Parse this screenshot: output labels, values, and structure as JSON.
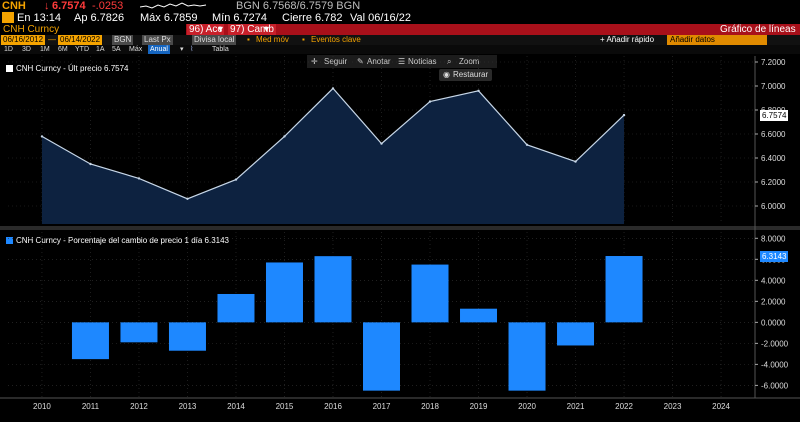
{
  "ticker": {
    "symbol": "CNH",
    "last": "6.7574",
    "change": "-.0253",
    "bid_ask": "BGN 6.7568/6.7579 BGN",
    "time": "En 13:14",
    "open": "Ap 6.7826",
    "high": "Máx 6.7859",
    "low": "Mín 6.7274",
    "close": "Cierre 6.782",
    "date": "Val 06/16/22"
  },
  "titlebar": {
    "security": "CNH Curncy",
    "actions": "96) Acc",
    "change_menu": "97) Camb",
    "chart_type": "Gráfico de líneas"
  },
  "controls": {
    "start_date": "06/16/2012",
    "end_date": "06/14/2022",
    "source": "BGN",
    "field": "Last Px",
    "currency": "Divisa local",
    "avg": "Med móv",
    "events": "Eventos clave",
    "quick_add": "+ Añadir rápido",
    "add_data": "Añadir datos"
  },
  "periods": {
    "items": [
      "1D",
      "3D",
      "1M",
      "6M",
      "YTD",
      "1A",
      "5A",
      "Máx"
    ],
    "frequency": "Anual",
    "table": "Tabla"
  },
  "toolbar": {
    "follow": "Seguir",
    "annotate": "Anotar",
    "news": "Noticias",
    "zoom": "Zoom",
    "restore": "Restaurar"
  },
  "chart_data": [
    {
      "type": "area",
      "legend": "CNH Curncy - Últ precio 6.7574",
      "last_label": "6.7574",
      "x": [
        2010,
        2011,
        2012,
        2013,
        2014,
        2015,
        2016,
        2017,
        2018,
        2019,
        2020,
        2021,
        2022
      ],
      "values": [
        6.58,
        6.35,
        6.23,
        6.06,
        6.22,
        6.58,
        6.98,
        6.52,
        6.87,
        6.96,
        6.51,
        6.37,
        6.7574
      ],
      "ylim": [
        5.85,
        7.25
      ],
      "yticks": [
        "7.2000",
        "7.0000",
        "6.8000",
        "6.6000",
        "6.4000",
        "6.2000",
        "6.0000"
      ],
      "ytick_values": [
        7.2,
        7.0,
        6.8,
        6.6,
        6.4,
        6.2,
        6.0
      ],
      "color": "#c7d7e8"
    },
    {
      "type": "bar",
      "legend": "CNH Curncy - Porcentaje del cambio de precio 1 día 6.3143",
      "last_label": "6.3143",
      "x": [
        2011,
        2012,
        2013,
        2014,
        2015,
        2016,
        2017,
        2018,
        2019,
        2020,
        2021,
        2022
      ],
      "values": [
        -3.5,
        -1.9,
        -2.7,
        2.7,
        5.7,
        6.3,
        -6.5,
        5.5,
        1.3,
        -6.5,
        -2.2,
        6.3143
      ],
      "ylim": [
        -7.2,
        8.6
      ],
      "yticks": [
        "8.0000",
        "6.0000",
        "4.0000",
        "2.0000",
        "0.0000",
        "-2.0000",
        "-4.0000",
        "-6.0000"
      ],
      "ytick_values": [
        8,
        6,
        4,
        2,
        0,
        -2,
        -4,
        -6
      ],
      "color": "#1e88ff"
    }
  ],
  "x_axis": {
    "labels": [
      "2010",
      "2011",
      "2012",
      "2013",
      "2014",
      "2015",
      "2016",
      "2017",
      "2018",
      "2019",
      "2020",
      "2021",
      "2022",
      "2023",
      "2024"
    ],
    "values": [
      2010,
      2011,
      2012,
      2013,
      2014,
      2015,
      2016,
      2017,
      2018,
      2019,
      2020,
      2021,
      2022,
      2023,
      2024
    ]
  },
  "colors": {
    "amber": "#f4a300",
    "bloomberg_red": "#a8101a",
    "area_fill": "#0d2240",
    "bar": "#1e88ff"
  }
}
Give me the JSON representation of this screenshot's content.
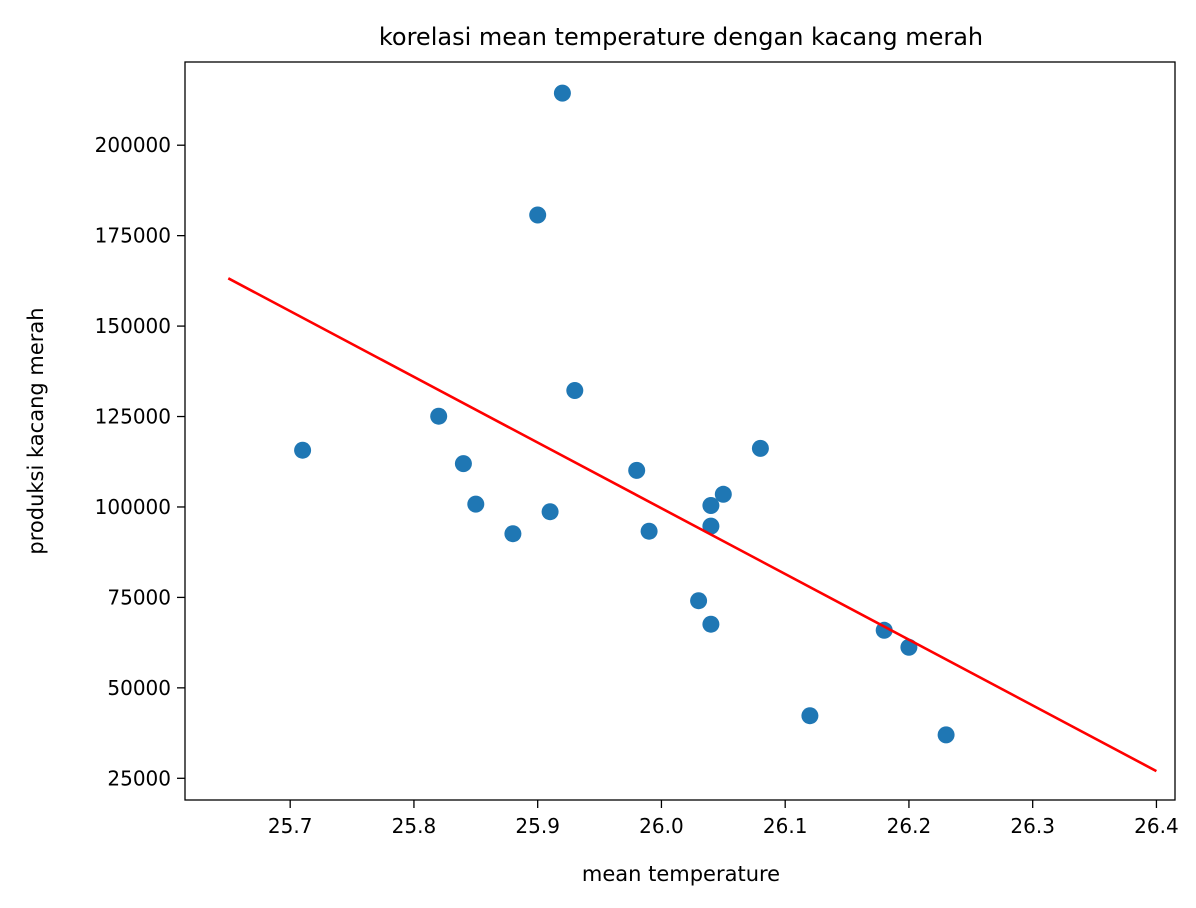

:: Given instruction ::
Copy out each record shown above without alteration, skipping any picture.

:: Response to this exercise ::
Parse this screenshot: output labels, values, and structure as JSON.
{
  "ticker": {
    "symbol": "CNH",
    "last": "6.7574",
    "change": "-.0253",
    "bid_ask": "BGN 6.7568/6.7579 BGN",
    "time": "En 13:14",
    "open": "Ap 6.7826",
    "high": "Máx 6.7859",
    "low": "Mín 6.7274",
    "close": "Cierre 6.782",
    "date": "Val 06/16/22"
  },
  "titlebar": {
    "security": "CNH Curncy",
    "actions": "96) Acc",
    "change_menu": "97) Camb",
    "chart_type": "Gráfico de líneas"
  },
  "controls": {
    "start_date": "06/16/2012",
    "end_date": "06/14/2022",
    "source": "BGN",
    "field": "Last Px",
    "currency": "Divisa local",
    "avg": "Med móv",
    "events": "Eventos clave",
    "quick_add": "+ Añadir rápido",
    "add_data": "Añadir datos"
  },
  "periods": {
    "items": [
      "1D",
      "3D",
      "1M",
      "6M",
      "YTD",
      "1A",
      "5A",
      "Máx"
    ],
    "frequency": "Anual",
    "table": "Tabla"
  },
  "toolbar": {
    "follow": "Seguir",
    "annotate": "Anotar",
    "news": "Noticias",
    "zoom": "Zoom",
    "restore": "Restaurar"
  },
  "chart_data": [
    {
      "type": "area",
      "legend": "CNH Curncy - Últ precio 6.7574",
      "last_label": "6.7574",
      "x": [
        2010,
        2011,
        2012,
        2013,
        2014,
        2015,
        2016,
        2017,
        2018,
        2019,
        2020,
        2021,
        2022
      ],
      "values": [
        6.58,
        6.35,
        6.23,
        6.06,
        6.22,
        6.58,
        6.98,
        6.52,
        6.87,
        6.96,
        6.51,
        6.37,
        6.7574
      ],
      "ylim": [
        5.85,
        7.25
      ],
      "yticks": [
        "7.2000",
        "7.0000",
        "6.8000",
        "6.6000",
        "6.4000",
        "6.2000",
        "6.0000"
      ],
      "ytick_values": [
        7.2,
        7.0,
        6.8,
        6.6,
        6.4,
        6.2,
        6.0
      ],
      "color": "#c7d7e8"
    },
    {
      "type": "bar",
      "legend": "CNH Curncy - Porcentaje del cambio de precio 1 día 6.3143",
      "last_label": "6.3143",
      "x": [
        2011,
        2012,
        2013,
        2014,
        2015,
        2016,
        2017,
        2018,
        2019,
        2020,
        2021,
        2022
      ],
      "values": [
        -3.5,
        -1.9,
        -2.7,
        2.7,
        5.7,
        6.3,
        -6.5,
        5.5,
        1.3,
        -6.5,
        -2.2,
        6.3143
      ],
      "ylim": [
        -7.2,
        8.6
      ],
      "yticks": [
        "8.0000",
        "6.0000",
        "4.0000",
        "2.0000",
        "0.0000",
        "-2.0000",
        "-4.0000",
        "-6.0000"
      ],
      "ytick_values": [
        8,
        6,
        4,
        2,
        0,
        -2,
        -4,
        -6
      ],
      "color": "#1e88ff"
    }
  ],
  "x_axis": {
    "labels": [
      "2010",
      "2011",
      "2012",
      "2013",
      "2014",
      "2015",
      "2016",
      "2017",
      "2018",
      "2019",
      "2020",
      "2021",
      "2022",
      "2023",
      "2024"
    ],
    "values": [
      2010,
      2011,
      2012,
      2013,
      2014,
      2015,
      2016,
      2017,
      2018,
      2019,
      2020,
      2021,
      2022,
      2023,
      2024
    ]
  },
  "colors": {
    "amber": "#f4a300",
    "bloomberg_red": "#a8101a",
    "area_fill": "#0d2240",
    "bar": "#1e88ff"
  }
}
Give me the JSON representation of this screenshot's content.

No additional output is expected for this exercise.